## Given task
Each line of the listing must be transcribed exactly, except for the images, which should be excluded.
+++ Material to process
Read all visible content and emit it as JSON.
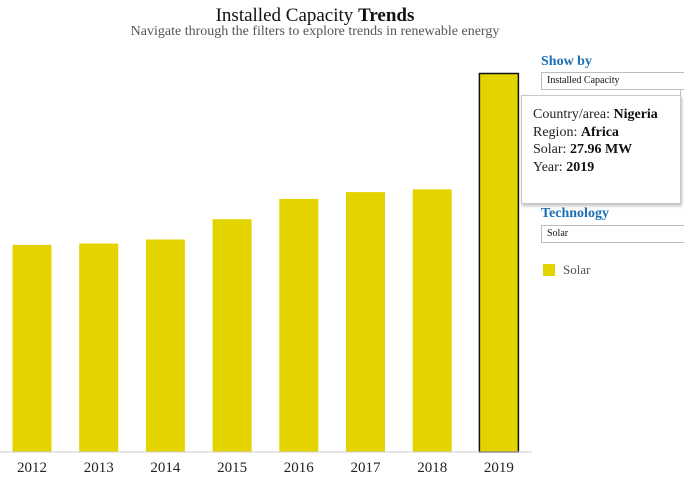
{
  "header": {
    "title_regular": "Installed Capacity",
    "title_bold": "Trends",
    "subtitle": "Navigate through the filters to explore trends in renewable energy"
  },
  "filters": {
    "show_by_label": "Show by",
    "show_by_value": "Installed Capacity",
    "technology_label": "Technology",
    "technology_value": "Solar"
  },
  "legend": {
    "label": "Solar",
    "color": "#e3d400"
  },
  "tooltip": {
    "country_label": "Country/area:",
    "country_value": "Nigeria",
    "region_label": "Region:",
    "region_value": "Africa",
    "solar_label": "Solar:",
    "solar_value": "27.96 MW",
    "year_label": "Year:",
    "year_value": "2019"
  },
  "chart_data": {
    "type": "bar",
    "categories": [
      "2012",
      "2013",
      "2014",
      "2015",
      "2016",
      "2017",
      "2018",
      "2019"
    ],
    "values": [
      15.3,
      15.4,
      15.7,
      17.2,
      18.7,
      19.2,
      19.4,
      27.96
    ],
    "ylim": [
      0,
      28
    ],
    "hovered_category": "2019",
    "bar_color": "#e3d400",
    "grid": false
  }
}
++++++
## Solution
Read all visible content and emit it as JSON.
{
  "header": {
    "title_regular": "Installed Capacity",
    "title_bold": "Trends",
    "subtitle": "Navigate through the filters to explore trends in renewable energy"
  },
  "filters": {
    "show_by_label": "Show by",
    "show_by_value": "Installed Capacity",
    "technology_label": "Technology",
    "technology_value": "Solar"
  },
  "legend": {
    "label": "Solar",
    "color": "#e3d400"
  },
  "tooltip": {
    "country_label": "Country/area:",
    "country_value": "Nigeria",
    "region_label": "Region:",
    "region_value": "Africa",
    "solar_label": "Solar:",
    "solar_value": "27.96 MW",
    "year_label": "Year:",
    "year_value": "2019"
  },
  "chart_data": {
    "type": "bar",
    "categories": [
      "2012",
      "2013",
      "2014",
      "2015",
      "2016",
      "2017",
      "2018",
      "2019"
    ],
    "values": [
      15.3,
      15.4,
      15.7,
      17.2,
      18.7,
      19.2,
      19.4,
      27.96
    ],
    "ylim": [
      0,
      28
    ],
    "hovered_category": "2019",
    "bar_color": "#e3d400",
    "grid": false
  }
}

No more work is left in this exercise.